*REQUIRED WORK*. In the following material, identify every line holding the string "JSON" and return it.

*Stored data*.
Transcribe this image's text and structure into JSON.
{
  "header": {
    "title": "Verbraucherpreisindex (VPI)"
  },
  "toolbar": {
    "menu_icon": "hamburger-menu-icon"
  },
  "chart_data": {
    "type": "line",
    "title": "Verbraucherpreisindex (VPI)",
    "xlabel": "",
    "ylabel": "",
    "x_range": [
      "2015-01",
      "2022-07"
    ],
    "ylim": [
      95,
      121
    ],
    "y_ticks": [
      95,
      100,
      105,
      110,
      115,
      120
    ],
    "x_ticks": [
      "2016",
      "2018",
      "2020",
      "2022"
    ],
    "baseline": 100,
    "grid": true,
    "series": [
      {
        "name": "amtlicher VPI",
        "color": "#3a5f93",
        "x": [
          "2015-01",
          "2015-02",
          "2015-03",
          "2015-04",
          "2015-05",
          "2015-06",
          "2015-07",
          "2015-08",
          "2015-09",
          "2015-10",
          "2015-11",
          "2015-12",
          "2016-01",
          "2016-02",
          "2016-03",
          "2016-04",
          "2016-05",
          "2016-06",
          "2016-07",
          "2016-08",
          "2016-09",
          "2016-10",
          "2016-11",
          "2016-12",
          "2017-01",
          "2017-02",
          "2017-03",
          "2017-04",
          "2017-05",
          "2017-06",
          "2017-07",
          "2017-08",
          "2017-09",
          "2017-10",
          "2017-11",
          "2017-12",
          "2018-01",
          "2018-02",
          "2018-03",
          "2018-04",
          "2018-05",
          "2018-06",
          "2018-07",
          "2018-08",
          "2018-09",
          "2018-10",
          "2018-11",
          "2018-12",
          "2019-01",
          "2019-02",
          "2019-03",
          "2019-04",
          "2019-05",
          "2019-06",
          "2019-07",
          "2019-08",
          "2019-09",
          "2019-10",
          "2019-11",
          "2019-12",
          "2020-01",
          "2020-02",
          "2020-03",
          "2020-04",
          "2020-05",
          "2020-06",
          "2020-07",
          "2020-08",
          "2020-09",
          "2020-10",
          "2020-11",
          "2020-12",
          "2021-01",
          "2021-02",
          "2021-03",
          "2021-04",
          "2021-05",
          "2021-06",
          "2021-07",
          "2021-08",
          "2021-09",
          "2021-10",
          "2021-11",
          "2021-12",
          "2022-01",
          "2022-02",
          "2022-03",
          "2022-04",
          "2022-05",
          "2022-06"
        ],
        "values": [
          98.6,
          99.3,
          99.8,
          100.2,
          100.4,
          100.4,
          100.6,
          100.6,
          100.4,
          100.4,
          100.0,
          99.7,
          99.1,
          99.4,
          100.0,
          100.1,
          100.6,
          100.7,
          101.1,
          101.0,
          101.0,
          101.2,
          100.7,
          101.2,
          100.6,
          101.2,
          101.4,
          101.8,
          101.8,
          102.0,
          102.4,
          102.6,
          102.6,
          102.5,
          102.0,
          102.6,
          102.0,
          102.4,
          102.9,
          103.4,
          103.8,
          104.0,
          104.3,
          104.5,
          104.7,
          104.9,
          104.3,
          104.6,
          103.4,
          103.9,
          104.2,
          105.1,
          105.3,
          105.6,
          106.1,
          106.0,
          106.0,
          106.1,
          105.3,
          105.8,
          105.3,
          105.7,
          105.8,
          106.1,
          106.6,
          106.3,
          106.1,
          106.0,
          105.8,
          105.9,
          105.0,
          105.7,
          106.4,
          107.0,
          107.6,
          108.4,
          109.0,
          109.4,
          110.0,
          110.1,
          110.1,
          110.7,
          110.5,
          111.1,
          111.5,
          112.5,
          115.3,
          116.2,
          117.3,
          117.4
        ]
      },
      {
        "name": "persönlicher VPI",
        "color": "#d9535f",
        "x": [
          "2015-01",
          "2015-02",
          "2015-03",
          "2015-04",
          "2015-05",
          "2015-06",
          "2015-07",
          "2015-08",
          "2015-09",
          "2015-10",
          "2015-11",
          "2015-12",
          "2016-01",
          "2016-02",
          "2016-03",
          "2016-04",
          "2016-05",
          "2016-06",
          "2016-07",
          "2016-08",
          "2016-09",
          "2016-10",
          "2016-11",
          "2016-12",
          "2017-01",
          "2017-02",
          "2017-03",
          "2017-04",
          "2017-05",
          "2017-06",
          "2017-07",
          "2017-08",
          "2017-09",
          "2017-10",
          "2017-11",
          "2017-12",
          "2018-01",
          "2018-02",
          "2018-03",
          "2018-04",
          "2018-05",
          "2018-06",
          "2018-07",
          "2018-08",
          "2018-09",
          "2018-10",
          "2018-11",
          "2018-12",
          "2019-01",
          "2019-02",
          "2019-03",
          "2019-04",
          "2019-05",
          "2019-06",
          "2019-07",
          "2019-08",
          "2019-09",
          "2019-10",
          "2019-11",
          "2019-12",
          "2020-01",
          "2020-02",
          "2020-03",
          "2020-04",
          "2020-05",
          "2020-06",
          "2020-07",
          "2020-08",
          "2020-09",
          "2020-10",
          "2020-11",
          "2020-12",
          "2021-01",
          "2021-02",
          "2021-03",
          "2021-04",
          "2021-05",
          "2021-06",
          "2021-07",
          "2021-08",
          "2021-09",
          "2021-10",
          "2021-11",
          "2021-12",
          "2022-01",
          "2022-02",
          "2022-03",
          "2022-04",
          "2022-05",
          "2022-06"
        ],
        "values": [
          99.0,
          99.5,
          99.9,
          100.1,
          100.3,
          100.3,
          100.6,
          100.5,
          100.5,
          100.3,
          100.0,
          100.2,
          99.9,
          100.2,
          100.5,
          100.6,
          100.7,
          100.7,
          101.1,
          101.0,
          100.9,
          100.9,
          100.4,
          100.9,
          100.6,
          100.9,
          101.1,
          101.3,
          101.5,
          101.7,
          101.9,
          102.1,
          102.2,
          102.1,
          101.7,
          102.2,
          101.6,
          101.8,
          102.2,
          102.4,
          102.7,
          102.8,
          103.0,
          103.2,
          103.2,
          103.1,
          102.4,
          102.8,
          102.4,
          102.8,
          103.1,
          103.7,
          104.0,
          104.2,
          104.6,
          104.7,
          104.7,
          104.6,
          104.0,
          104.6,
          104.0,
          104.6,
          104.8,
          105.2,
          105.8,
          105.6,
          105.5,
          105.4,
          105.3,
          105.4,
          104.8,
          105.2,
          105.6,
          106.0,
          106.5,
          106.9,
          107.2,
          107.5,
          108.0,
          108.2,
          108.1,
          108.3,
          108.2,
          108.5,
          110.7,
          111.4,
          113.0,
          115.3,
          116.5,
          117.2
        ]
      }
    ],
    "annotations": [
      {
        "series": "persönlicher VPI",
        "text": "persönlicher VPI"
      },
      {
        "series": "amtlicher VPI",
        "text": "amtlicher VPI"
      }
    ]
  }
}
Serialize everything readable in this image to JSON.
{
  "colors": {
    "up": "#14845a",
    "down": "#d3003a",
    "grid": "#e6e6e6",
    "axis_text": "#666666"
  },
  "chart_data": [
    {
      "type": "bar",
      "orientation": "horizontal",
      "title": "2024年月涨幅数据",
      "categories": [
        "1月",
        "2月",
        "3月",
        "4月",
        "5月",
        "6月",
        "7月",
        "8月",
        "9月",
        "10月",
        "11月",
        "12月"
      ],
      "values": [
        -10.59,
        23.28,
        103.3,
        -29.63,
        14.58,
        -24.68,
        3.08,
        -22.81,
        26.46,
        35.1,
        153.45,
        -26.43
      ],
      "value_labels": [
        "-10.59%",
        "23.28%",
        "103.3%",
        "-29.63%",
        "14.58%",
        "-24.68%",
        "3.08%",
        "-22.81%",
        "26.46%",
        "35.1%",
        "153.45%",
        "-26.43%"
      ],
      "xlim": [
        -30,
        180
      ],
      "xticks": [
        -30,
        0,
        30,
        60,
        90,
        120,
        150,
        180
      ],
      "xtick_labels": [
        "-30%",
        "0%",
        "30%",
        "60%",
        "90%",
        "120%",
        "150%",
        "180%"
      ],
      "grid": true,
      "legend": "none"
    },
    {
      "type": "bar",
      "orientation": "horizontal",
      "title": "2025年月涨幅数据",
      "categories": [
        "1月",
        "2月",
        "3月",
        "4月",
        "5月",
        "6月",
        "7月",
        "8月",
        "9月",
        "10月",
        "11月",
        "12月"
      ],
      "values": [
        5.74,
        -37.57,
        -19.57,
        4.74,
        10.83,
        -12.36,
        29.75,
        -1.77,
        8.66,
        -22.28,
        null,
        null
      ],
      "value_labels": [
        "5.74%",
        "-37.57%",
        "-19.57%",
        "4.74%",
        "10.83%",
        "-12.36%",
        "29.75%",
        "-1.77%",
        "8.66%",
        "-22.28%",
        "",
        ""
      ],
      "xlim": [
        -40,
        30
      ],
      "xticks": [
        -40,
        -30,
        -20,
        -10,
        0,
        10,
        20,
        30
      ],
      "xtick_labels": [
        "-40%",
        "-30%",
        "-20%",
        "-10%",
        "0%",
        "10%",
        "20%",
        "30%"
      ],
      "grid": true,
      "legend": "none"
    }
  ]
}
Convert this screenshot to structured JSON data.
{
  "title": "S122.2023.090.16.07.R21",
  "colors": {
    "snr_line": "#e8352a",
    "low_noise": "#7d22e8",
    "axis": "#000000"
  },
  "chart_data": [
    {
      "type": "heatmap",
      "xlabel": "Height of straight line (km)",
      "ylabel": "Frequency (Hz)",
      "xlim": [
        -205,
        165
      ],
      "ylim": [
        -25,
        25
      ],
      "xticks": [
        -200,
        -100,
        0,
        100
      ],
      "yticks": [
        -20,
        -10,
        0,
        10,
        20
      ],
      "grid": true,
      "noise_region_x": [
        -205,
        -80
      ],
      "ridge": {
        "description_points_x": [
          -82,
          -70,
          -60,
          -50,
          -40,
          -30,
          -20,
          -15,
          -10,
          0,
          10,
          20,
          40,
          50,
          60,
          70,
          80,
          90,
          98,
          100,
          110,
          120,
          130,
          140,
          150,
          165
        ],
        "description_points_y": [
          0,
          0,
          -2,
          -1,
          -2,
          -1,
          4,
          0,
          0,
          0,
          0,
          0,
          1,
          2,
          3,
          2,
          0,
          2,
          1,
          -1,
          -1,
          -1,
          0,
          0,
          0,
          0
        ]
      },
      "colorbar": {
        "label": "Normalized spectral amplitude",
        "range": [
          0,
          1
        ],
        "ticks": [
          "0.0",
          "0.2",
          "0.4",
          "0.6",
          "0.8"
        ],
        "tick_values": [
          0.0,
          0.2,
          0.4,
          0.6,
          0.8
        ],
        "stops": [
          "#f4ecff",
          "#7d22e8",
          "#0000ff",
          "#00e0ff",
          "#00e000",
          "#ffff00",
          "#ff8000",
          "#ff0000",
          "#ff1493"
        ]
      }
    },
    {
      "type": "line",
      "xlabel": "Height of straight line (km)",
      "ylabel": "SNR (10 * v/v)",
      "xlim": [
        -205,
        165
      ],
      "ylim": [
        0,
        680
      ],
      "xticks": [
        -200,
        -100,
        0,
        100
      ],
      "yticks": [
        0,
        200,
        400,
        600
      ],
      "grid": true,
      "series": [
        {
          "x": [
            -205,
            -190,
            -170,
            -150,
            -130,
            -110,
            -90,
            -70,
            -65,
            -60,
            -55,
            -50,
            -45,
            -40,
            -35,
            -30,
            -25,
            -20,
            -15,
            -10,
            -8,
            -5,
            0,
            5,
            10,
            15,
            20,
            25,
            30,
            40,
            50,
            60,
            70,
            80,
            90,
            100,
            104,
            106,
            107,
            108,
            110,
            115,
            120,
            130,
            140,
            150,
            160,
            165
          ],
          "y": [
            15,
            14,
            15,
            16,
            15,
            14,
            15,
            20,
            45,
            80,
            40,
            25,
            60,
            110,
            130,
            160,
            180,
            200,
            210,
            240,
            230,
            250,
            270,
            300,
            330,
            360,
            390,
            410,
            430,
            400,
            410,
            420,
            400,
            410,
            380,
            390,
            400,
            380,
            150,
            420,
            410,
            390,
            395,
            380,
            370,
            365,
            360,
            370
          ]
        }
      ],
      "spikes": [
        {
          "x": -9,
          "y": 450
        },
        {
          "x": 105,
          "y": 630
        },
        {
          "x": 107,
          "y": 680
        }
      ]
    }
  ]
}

*TASK RESULT*.
Transcribe this image's text and structure into JSON.
Serialize everything readable in this image to JSON.
Convert this screenshot to structured JSON data.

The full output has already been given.